Extracted data:
_ _ _ _

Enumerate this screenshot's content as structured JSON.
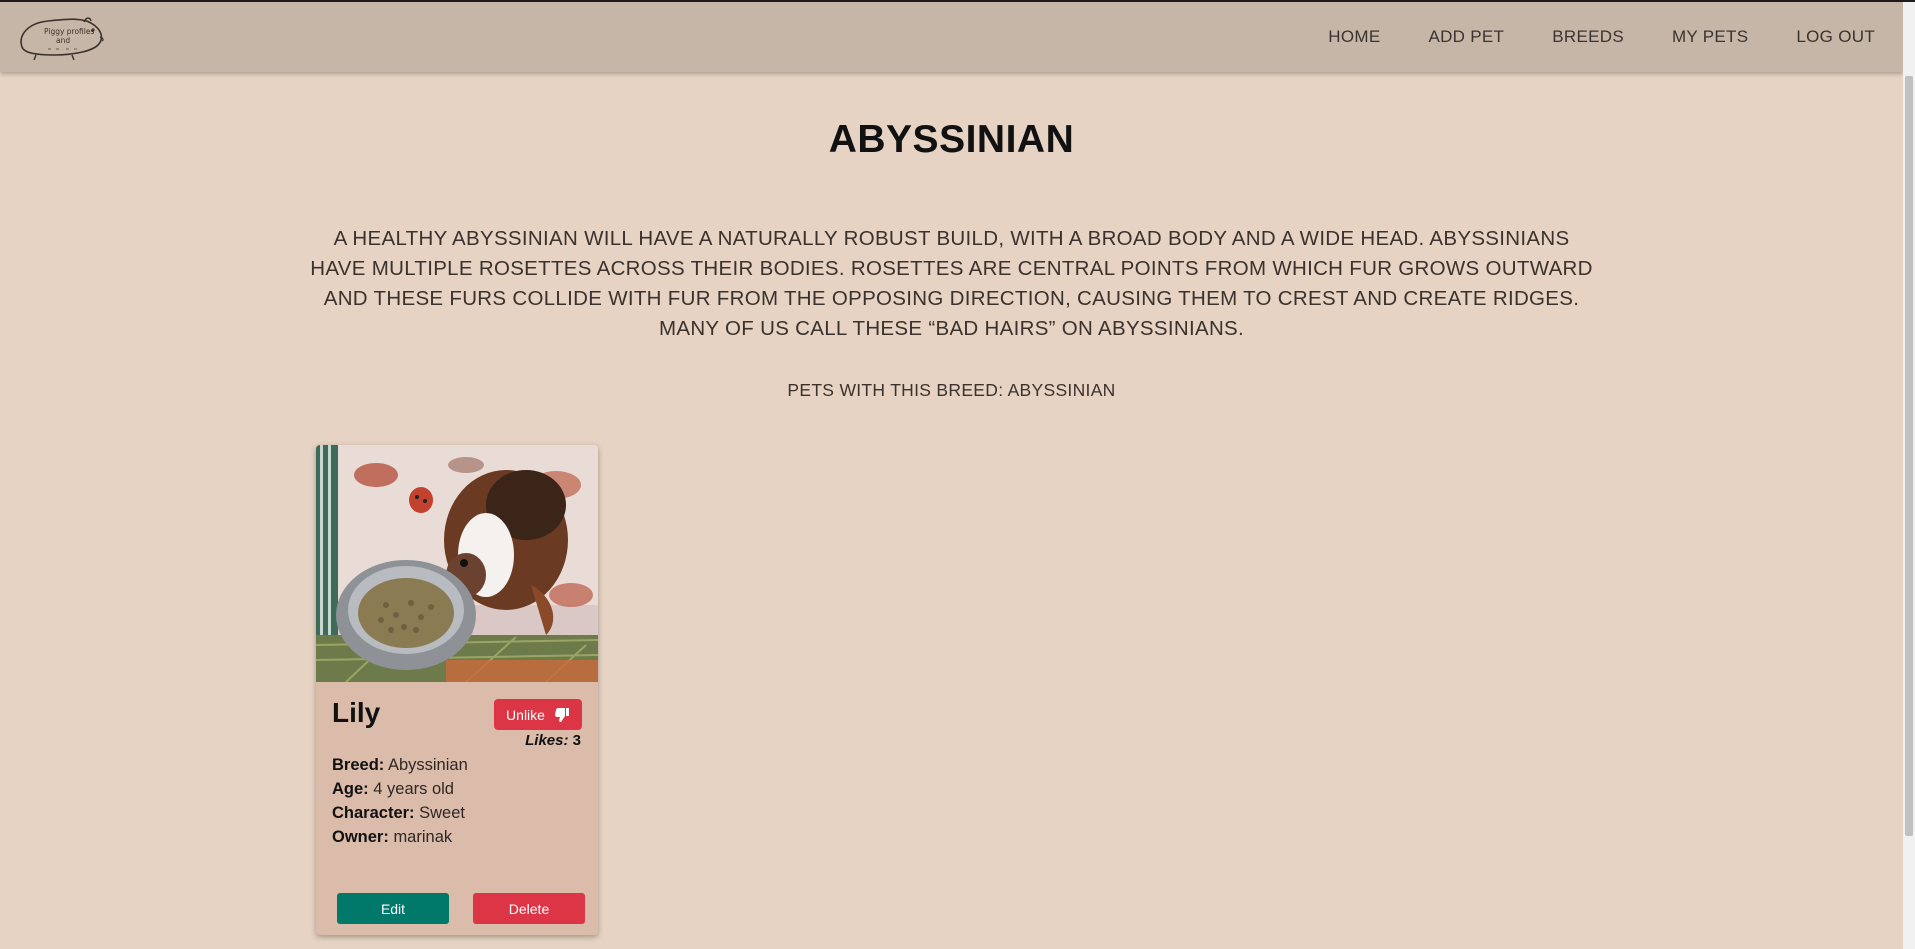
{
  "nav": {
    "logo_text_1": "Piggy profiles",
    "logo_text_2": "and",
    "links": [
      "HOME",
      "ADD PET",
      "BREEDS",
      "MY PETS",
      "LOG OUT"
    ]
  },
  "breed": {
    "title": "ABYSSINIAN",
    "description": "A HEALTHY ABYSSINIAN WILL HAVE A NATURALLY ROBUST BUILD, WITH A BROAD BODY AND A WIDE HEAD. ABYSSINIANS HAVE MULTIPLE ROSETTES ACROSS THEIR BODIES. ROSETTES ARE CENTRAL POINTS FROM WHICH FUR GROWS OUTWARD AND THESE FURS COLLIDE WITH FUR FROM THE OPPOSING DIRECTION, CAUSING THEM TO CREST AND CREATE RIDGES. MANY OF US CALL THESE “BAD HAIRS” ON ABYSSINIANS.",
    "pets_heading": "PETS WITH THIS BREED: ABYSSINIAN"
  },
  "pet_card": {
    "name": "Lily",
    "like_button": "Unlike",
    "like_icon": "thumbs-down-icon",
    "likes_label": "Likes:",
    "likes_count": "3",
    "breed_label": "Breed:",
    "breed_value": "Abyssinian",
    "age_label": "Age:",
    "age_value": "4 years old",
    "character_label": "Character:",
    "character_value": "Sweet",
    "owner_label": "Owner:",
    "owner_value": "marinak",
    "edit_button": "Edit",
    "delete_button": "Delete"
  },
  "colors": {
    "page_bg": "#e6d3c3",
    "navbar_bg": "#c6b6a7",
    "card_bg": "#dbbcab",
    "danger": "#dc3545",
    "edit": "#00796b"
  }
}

_ _ _ _

Exercise prompt:
The material above holds pictures; copy everything else in it exactly.

Correct output:
Enumerate this screenshot's content as structured JSON.
{
  "nav": {
    "logo_text_1": "Piggy profiles",
    "logo_text_2": "and",
    "links": [
      "HOME",
      "ADD PET",
      "BREEDS",
      "MY PETS",
      "LOG OUT"
    ]
  },
  "breed": {
    "title": "ABYSSINIAN",
    "description": "A HEALTHY ABYSSINIAN WILL HAVE A NATURALLY ROBUST BUILD, WITH A BROAD BODY AND A WIDE HEAD. ABYSSINIANS HAVE MULTIPLE ROSETTES ACROSS THEIR BODIES. ROSETTES ARE CENTRAL POINTS FROM WHICH FUR GROWS OUTWARD AND THESE FURS COLLIDE WITH FUR FROM THE OPPOSING DIRECTION, CAUSING THEM TO CREST AND CREATE RIDGES. MANY OF US CALL THESE “BAD HAIRS” ON ABYSSINIANS.",
    "pets_heading": "PETS WITH THIS BREED: ABYSSINIAN"
  },
  "pet_card": {
    "name": "Lily",
    "like_button": "Unlike",
    "like_icon": "thumbs-down-icon",
    "likes_label": "Likes:",
    "likes_count": "3",
    "breed_label": "Breed:",
    "breed_value": "Abyssinian",
    "age_label": "Age:",
    "age_value": "4 years old",
    "character_label": "Character:",
    "character_value": "Sweet",
    "owner_label": "Owner:",
    "owner_value": "marinak",
    "edit_button": "Edit",
    "delete_button": "Delete"
  },
  "colors": {
    "page_bg": "#e6d3c3",
    "navbar_bg": "#c6b6a7",
    "card_bg": "#dbbcab",
    "danger": "#dc3545",
    "edit": "#00796b"
  }
}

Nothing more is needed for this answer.